▸ Exercise aim:
All of the material should be reproduced exactly, with pictures left out.

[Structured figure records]
═══

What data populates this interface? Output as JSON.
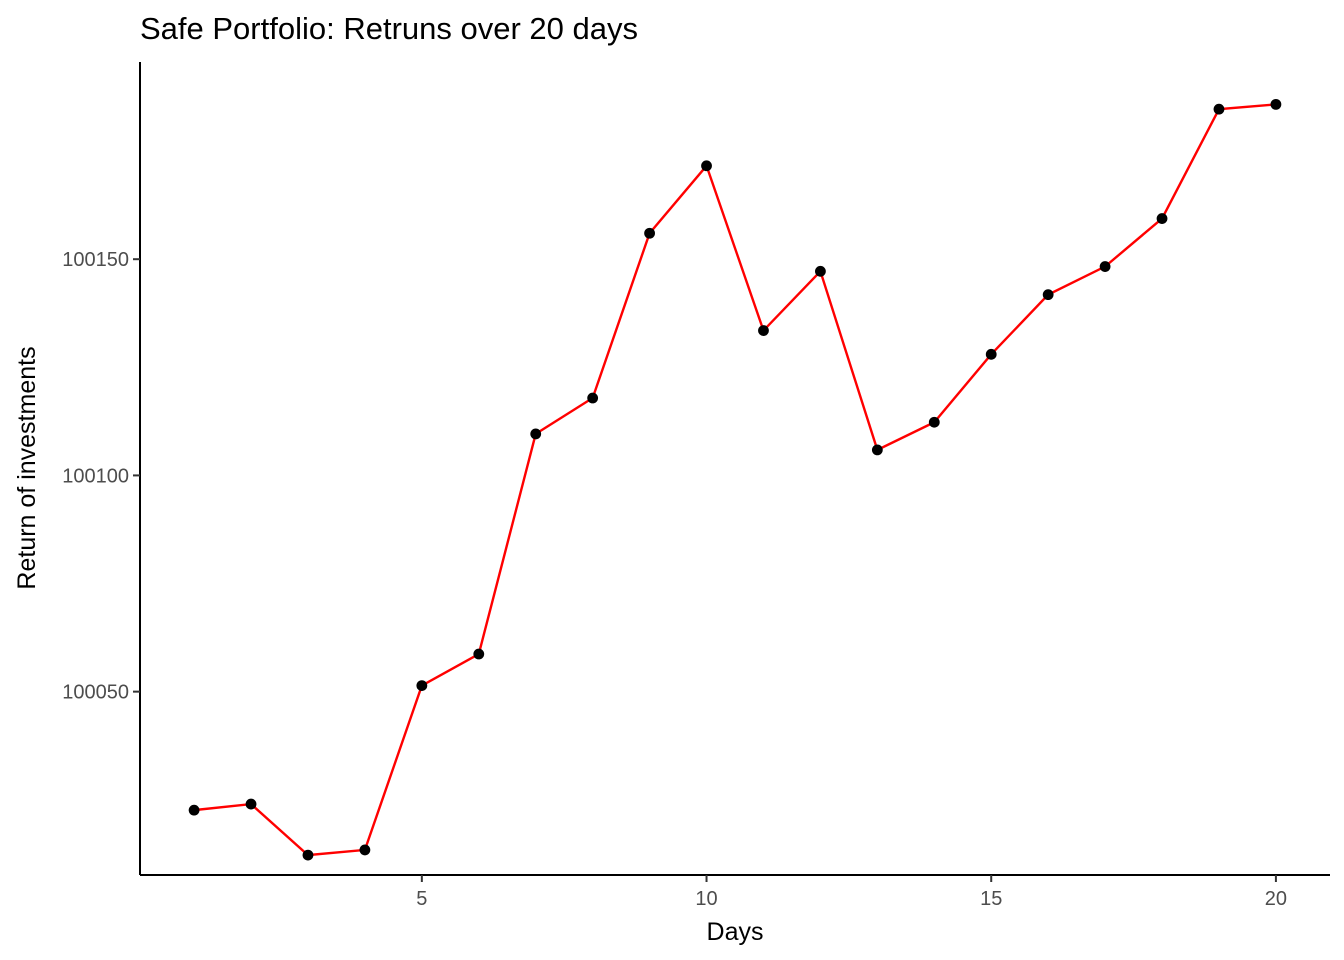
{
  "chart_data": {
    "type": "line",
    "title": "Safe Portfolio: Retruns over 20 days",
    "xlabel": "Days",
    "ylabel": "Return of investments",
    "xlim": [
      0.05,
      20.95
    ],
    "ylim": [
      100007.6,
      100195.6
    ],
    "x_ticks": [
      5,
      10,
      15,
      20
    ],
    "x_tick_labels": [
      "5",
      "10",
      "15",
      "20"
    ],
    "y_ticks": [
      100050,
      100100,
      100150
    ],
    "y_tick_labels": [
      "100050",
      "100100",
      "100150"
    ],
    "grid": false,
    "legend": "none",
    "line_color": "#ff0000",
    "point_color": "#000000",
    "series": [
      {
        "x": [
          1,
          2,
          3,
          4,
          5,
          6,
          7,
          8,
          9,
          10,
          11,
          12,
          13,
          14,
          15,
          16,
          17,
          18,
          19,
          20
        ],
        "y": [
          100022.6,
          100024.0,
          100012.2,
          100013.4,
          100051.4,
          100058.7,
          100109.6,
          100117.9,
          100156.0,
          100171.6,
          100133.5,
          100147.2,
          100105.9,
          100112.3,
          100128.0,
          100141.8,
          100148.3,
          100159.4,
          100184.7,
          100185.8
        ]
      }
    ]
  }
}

═══

▸ Answer to the task:
What data populates this interface? Output as JSON.
{
  "chart_data": {
    "type": "line",
    "title": "Safe Portfolio: Retruns over 20 days",
    "xlabel": "Days",
    "ylabel": "Return of investments",
    "xlim": [
      0.05,
      20.95
    ],
    "ylim": [
      100007.6,
      100195.6
    ],
    "x_ticks": [
      5,
      10,
      15,
      20
    ],
    "x_tick_labels": [
      "5",
      "10",
      "15",
      "20"
    ],
    "y_ticks": [
      100050,
      100100,
      100150
    ],
    "y_tick_labels": [
      "100050",
      "100100",
      "100150"
    ],
    "grid": false,
    "legend": "none",
    "line_color": "#ff0000",
    "point_color": "#000000",
    "series": [
      {
        "x": [
          1,
          2,
          3,
          4,
          5,
          6,
          7,
          8,
          9,
          10,
          11,
          12,
          13,
          14,
          15,
          16,
          17,
          18,
          19,
          20
        ],
        "y": [
          100022.6,
          100024.0,
          100012.2,
          100013.4,
          100051.4,
          100058.7,
          100109.6,
          100117.9,
          100156.0,
          100171.6,
          100133.5,
          100147.2,
          100105.9,
          100112.3,
          100128.0,
          100141.8,
          100148.3,
          100159.4,
          100184.7,
          100185.8
        ]
      }
    ]
  }
}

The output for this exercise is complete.